- **Given instruction**
Reproduce each line exactly.

[Stored records]
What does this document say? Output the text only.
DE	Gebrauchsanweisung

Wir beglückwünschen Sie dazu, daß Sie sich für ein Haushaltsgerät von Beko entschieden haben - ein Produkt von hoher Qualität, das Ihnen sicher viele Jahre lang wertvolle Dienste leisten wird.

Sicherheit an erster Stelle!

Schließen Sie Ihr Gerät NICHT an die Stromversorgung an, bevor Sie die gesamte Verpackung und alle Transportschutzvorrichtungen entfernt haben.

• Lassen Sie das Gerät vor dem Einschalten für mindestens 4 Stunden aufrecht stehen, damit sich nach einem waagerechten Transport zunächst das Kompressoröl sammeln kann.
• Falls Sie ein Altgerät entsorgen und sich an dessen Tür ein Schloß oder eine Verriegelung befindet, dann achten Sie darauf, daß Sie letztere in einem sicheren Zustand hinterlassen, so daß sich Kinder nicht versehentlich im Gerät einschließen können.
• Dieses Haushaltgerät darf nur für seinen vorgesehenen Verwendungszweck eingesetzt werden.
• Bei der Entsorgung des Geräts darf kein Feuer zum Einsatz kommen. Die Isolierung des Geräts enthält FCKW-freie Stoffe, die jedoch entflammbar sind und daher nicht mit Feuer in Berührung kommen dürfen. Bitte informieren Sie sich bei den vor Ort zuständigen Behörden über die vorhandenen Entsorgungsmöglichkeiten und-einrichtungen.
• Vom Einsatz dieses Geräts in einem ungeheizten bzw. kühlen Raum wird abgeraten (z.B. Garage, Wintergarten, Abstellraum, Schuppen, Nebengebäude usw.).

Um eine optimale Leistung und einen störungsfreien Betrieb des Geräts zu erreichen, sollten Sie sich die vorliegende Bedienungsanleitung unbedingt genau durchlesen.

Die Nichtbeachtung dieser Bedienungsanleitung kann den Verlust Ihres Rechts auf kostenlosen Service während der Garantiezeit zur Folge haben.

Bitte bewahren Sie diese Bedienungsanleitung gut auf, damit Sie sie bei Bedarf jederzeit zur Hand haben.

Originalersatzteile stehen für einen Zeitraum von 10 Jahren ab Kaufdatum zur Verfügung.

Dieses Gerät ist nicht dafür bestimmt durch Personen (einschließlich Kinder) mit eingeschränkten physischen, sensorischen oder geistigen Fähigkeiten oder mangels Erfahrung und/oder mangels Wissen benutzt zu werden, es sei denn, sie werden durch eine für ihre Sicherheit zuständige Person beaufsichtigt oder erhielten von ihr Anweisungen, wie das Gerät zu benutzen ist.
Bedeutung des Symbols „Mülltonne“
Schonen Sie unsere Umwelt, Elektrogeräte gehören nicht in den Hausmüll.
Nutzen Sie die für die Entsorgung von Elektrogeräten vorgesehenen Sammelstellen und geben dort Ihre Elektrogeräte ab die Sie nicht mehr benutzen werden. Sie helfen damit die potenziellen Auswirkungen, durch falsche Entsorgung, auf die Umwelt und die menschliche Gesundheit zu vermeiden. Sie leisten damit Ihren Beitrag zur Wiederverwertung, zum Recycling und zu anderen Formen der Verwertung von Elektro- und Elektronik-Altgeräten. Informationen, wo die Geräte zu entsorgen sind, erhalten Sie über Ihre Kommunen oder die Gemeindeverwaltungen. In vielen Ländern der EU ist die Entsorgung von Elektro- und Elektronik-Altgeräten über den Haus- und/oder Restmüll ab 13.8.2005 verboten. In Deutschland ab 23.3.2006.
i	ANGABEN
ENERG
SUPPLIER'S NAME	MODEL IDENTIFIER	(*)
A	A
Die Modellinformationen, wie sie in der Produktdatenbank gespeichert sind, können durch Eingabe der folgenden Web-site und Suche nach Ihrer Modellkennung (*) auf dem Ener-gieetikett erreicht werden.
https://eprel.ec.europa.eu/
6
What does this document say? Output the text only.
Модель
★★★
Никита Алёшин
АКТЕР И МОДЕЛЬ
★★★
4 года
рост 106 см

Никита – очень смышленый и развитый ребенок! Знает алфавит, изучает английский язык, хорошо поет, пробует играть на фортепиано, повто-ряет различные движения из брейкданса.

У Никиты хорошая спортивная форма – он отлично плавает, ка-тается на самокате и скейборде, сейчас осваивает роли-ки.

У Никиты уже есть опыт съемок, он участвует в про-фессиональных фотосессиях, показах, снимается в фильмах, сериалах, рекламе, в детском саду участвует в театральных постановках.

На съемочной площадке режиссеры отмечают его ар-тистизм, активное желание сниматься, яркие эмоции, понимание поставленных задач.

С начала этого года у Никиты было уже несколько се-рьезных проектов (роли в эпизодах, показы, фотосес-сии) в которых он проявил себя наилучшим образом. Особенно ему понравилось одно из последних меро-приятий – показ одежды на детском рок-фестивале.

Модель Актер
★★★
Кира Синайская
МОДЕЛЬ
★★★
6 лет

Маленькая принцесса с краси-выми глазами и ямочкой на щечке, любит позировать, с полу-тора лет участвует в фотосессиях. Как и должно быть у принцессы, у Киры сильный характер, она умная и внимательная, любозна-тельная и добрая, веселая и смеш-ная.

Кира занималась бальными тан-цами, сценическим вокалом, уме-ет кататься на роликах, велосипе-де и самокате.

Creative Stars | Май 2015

- **The solution**
What does this document say? Output the text only.
DE	Gebrauchsanweisung

Wir beglückwünschen Sie dazu, daß Sie sich für ein Haushaltsgerät von Beko entschieden haben - ein Produkt von hoher Qualität, das Ihnen sicher viele Jahre lang wertvolle Dienste leisten wird.

Sicherheit an erster Stelle!

Schließen Sie Ihr Gerät NICHT an die Stromversorgung an, bevor Sie die gesamte Verpackung und alle Transportschutzvorrichtungen entfernt haben.

• Lassen Sie das Gerät vor dem Einschalten für mindestens 4 Stunden aufrecht stehen, damit sich nach einem waagerechten Transport zunächst das Kompressoröl sammeln kann.
• Falls Sie ein Altgerät entsorgen und sich an dessen Tür ein Schloß oder eine Verriegelung befindet, dann achten Sie darauf, daß Sie letztere in einem sicheren Zustand hinterlassen, so daß sich Kinder nicht versehentlich im Gerät einschließen können.
• Dieses Haushaltgerät darf nur für seinen vorgesehenen Verwendungszweck eingesetzt werden.
• Bei der Entsorgung des Geräts darf kein Feuer zum Einsatz kommen. Die Isolierung des Geräts enthält FCKW-freie Stoffe, die jedoch entflammbar sind und daher nicht mit Feuer in Berührung kommen dürfen. Bitte informieren Sie sich bei den vor Ort zuständigen Behörden über die vorhandenen Entsorgungsmöglichkeiten und-einrichtungen.
• Vom Einsatz dieses Geräts in einem ungeheizten bzw. kühlen Raum wird abgeraten (z.B. Garage, Wintergarten, Abstellraum, Schuppen, Nebengebäude usw.).

Um eine optimale Leistung und einen störungsfreien Betrieb des Geräts zu erreichen, sollten Sie sich die vorliegende Bedienungsanleitung unbedingt genau durchlesen.

Die Nichtbeachtung dieser Bedienungsanleitung kann den Verlust Ihres Rechts auf kostenlosen Service während der Garantiezeit zur Folge haben.

Bitte bewahren Sie diese Bedienungsanleitung gut auf, damit Sie sie bei Bedarf jederzeit zur Hand haben.

Originalersatzteile stehen für einen Zeitraum von 10 Jahren ab Kaufdatum zur Verfügung.

Dieses Gerät ist nicht dafür bestimmt durch Personen (einschließlich Kinder) mit eingeschränkten physischen, sensorischen oder geistigen Fähigkeiten oder mangels Erfahrung und/oder mangels Wissen benutzt zu werden, es sei denn, sie werden durch eine für ihre Sicherheit zuständige Person beaufsichtigt oder erhielten von ihr Anweisungen, wie das Gerät zu benutzen ist.
Bedeutung des Symbols „Mülltonne“
Schonen Sie unsere Umwelt, Elektrogeräte gehören nicht in den Hausmüll.
Nutzen Sie die für die Entsorgung von Elektrogeräten vorgesehenen Sammelstellen und geben dort Ihre Elektrogeräte ab die Sie nicht mehr benutzen werden. Sie helfen damit die potenziellen Auswirkungen, durch falsche Entsorgung, auf die Umwelt und die menschliche Gesundheit zu vermeiden. Sie leisten damit Ihren Beitrag zur Wiederverwertung, zum Recycling und zu anderen Formen der Verwertung von Elektro- und Elektronik-Altgeräten. Informationen, wo die Geräte zu entsorgen sind, erhalten Sie über Ihre Kommunen oder die Gemeindeverwaltungen. In vielen Ländern der EU ist die Entsorgung von Elektro- und Elektronik-Altgeräten über den Haus- und/oder Restmüll ab 13.8.2005 verboten. In Deutschland ab 23.3.2006.
i	ANGABEN
ENERG
SUPPLIER'S NAME	MODEL IDENTIFIER	(*)
A	A
Die Modellinformationen, wie sie in der Produktdatenbank gespeichert sind, können durch Eingabe der folgenden Web-site und Suche nach Ihrer Modellkennung (*) auf dem Ener-gieetikett erreicht werden.
https://eprel.ec.europa.eu/
6
What does this document say? Output the text only.
Модель
★★★
Никита Алёшин
АКТЕР И МОДЕЛЬ
★★★
4 года
рост 106 см

Никита – очень смышленый и развитый ребенок! Знает алфавит, изучает английский язык, хорошо поет, пробует играть на фортепиано, повто-ряет различные движения из брейкданса.

У Никиты хорошая спортивная форма – он отлично плавает, ка-тается на самокате и скейборде, сейчас осваивает роли-ки.

У Никиты уже есть опыт съемок, он участвует в про-фессиональных фотосессиях, показах, снимается в фильмах, сериалах, рекламе, в детском саду участвует в театральных постановках.

На съемочной площадке режиссеры отмечают его ар-тистизм, активное желание сниматься, яркие эмоции, понимание поставленных задач.

С начала этого года у Никиты было уже несколько се-рьезных проектов (роли в эпизодах, показы, фотосес-сии) в которых он проявил себя наилучшим образом. Особенно ему понравилось одно из последних меро-приятий – показ одежды на детском рок-фестивале.

Модель Актер
★★★
Кира Синайская
МОДЕЛЬ
★★★
6 лет

Маленькая принцесса с краси-выми глазами и ямочкой на щечке, любит позировать, с полу-тора лет участвует в фотосессиях. Как и должно быть у принцессы, у Киры сильный характер, она умная и внимательная, любозна-тельная и добрая, веселая и смеш-ная.

Кира занималась бальными тан-цами, сценическим вокалом, уме-ет кататься на роликах, велосипе-де и самокате.

Creative Stars | Май 2015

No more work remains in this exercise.